* Instructions to follow *
From the multi-step workflow guide, retype the passage starting at "Step 1: Make" and ending at "way as before.".

* Excerpted text *
»»

Building a Multi-Step Workflow#

Overview#

So far, you have built plugins with a single task and connected them to an entrypoint. Now, you will extend the idea further by creating a Plugin with multiple registered Tasks and chaining those tasks together in an Entrypoint.

This will let you:

  • Register multiple Python functions as tasks in one plugin

  • Reference outputs of earlier tasks as inputs for later tasks

  • Repeat tasks with different inputs

  • See how multiple steps can be chained together to make a data generation workflow

You will run the workflow once and inspect how the data evolves across multiple steps.

Workflow#

Step 1: Make “sample_and_transform” Plugin#

The sample_and_transform plugin will include multiple functions, each registered as a plugin task. Other than containing more functions, you will create the plugin the same way as before.

««

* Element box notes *
»»

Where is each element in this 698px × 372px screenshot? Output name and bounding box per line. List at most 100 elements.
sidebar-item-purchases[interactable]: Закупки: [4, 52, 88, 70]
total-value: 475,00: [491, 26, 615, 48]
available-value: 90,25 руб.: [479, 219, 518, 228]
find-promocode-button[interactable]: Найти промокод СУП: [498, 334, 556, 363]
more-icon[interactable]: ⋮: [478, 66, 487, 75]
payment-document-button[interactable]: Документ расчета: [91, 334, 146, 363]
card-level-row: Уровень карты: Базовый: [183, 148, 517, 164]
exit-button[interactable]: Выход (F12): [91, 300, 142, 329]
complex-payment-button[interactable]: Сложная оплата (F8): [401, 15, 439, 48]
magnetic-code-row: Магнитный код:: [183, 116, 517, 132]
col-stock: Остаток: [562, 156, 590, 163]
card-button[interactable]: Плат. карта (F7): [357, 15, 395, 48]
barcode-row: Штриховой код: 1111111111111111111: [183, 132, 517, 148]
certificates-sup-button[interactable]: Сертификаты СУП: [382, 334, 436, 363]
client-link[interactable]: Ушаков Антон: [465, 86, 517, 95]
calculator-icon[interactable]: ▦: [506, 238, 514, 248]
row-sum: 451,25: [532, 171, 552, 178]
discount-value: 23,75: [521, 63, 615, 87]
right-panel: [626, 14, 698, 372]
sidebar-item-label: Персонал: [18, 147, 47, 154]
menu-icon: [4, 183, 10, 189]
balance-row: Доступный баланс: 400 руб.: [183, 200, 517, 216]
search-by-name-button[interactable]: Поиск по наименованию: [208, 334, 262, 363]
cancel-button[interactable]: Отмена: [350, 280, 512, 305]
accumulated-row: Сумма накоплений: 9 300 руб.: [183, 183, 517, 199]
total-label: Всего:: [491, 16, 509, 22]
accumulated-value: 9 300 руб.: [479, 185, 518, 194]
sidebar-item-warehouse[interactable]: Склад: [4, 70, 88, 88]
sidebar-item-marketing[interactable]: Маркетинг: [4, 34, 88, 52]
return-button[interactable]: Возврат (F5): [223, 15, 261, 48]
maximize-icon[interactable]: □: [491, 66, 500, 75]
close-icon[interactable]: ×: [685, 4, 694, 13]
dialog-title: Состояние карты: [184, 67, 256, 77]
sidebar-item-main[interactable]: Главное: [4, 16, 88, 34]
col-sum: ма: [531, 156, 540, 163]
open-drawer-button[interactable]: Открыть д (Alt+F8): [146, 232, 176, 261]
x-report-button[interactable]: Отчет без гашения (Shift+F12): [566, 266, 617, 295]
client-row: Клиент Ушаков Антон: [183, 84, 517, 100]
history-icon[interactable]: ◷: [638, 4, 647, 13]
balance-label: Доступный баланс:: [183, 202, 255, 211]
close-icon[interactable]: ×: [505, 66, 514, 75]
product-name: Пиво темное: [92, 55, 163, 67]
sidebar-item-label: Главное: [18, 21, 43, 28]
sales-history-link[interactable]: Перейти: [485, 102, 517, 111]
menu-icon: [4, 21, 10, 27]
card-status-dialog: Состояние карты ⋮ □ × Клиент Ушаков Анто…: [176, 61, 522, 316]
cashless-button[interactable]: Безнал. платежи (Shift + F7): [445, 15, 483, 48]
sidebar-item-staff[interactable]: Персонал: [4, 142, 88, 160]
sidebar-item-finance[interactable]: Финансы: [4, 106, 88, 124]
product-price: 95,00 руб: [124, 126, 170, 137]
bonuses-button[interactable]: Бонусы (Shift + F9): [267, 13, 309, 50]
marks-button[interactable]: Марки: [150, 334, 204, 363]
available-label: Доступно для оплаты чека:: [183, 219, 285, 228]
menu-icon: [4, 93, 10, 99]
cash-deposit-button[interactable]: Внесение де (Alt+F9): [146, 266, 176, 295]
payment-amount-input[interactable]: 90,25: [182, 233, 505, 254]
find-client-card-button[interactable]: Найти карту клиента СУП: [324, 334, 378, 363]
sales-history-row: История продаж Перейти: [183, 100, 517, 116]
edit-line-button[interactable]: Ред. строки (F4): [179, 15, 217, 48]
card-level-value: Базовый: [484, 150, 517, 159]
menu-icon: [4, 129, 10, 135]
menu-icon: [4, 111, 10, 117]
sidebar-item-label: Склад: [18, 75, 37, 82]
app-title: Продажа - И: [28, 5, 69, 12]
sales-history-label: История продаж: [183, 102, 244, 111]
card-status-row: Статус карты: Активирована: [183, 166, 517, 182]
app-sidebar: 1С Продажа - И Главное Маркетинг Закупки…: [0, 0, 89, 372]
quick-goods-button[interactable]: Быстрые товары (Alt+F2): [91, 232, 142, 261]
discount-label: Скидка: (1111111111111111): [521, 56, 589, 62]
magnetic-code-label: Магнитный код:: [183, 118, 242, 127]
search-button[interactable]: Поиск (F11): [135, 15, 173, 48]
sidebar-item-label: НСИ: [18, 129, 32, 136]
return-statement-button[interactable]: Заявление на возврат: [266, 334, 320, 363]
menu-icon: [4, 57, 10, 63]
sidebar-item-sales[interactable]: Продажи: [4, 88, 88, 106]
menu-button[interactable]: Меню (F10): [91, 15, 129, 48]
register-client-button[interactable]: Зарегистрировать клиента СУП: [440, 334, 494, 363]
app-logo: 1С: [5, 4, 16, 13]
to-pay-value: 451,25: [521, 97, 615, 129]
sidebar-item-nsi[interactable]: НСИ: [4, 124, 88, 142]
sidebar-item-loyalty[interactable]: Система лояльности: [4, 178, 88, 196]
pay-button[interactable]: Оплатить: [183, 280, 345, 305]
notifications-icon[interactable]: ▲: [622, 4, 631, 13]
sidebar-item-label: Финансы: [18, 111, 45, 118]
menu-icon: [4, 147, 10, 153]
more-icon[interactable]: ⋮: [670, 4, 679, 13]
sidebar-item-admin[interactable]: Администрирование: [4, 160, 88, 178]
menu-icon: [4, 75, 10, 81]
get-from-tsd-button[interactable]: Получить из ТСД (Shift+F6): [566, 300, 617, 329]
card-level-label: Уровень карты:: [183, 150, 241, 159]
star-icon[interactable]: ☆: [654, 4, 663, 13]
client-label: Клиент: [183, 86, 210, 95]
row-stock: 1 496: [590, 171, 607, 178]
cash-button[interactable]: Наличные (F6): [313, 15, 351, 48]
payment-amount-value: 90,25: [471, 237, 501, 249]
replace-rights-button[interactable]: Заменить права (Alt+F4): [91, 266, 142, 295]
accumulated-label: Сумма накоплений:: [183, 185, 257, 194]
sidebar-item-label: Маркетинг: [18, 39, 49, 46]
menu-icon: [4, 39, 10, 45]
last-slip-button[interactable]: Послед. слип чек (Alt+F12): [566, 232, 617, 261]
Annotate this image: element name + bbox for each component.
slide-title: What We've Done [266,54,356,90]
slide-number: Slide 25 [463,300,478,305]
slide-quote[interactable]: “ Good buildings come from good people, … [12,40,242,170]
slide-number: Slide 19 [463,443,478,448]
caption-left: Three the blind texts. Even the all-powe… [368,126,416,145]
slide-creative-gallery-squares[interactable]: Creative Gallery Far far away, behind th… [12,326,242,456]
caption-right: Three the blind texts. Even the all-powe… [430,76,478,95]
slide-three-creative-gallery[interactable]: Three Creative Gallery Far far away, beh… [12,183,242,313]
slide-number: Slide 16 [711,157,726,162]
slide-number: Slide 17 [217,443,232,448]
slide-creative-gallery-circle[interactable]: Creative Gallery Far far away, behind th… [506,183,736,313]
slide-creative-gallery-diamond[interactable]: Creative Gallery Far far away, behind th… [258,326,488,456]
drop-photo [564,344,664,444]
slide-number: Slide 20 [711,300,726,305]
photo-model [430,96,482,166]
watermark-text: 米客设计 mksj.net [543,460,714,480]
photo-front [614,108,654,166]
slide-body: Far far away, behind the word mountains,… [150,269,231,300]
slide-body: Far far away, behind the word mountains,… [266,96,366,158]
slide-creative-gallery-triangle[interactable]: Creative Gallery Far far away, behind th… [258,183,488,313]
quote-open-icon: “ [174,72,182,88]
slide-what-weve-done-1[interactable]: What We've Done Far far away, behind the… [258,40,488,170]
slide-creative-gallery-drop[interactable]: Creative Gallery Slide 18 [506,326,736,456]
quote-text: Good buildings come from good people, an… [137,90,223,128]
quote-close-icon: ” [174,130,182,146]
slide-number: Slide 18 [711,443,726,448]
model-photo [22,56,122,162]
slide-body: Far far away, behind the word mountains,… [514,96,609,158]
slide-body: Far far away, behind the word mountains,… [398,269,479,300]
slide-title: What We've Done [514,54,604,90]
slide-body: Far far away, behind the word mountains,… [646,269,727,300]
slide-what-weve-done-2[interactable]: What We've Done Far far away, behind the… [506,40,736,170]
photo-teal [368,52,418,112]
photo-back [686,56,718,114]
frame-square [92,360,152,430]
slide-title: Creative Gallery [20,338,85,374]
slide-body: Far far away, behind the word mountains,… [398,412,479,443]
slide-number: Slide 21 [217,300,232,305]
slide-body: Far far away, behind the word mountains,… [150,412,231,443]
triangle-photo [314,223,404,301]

««

* Answer in full *
Step 1: Make “sample_and_transform” Plugin#

The sample_and_transform plugin will include multiple functions, each registered as a plugin task. Other than containing more functions, you will create the plugin the same way as before.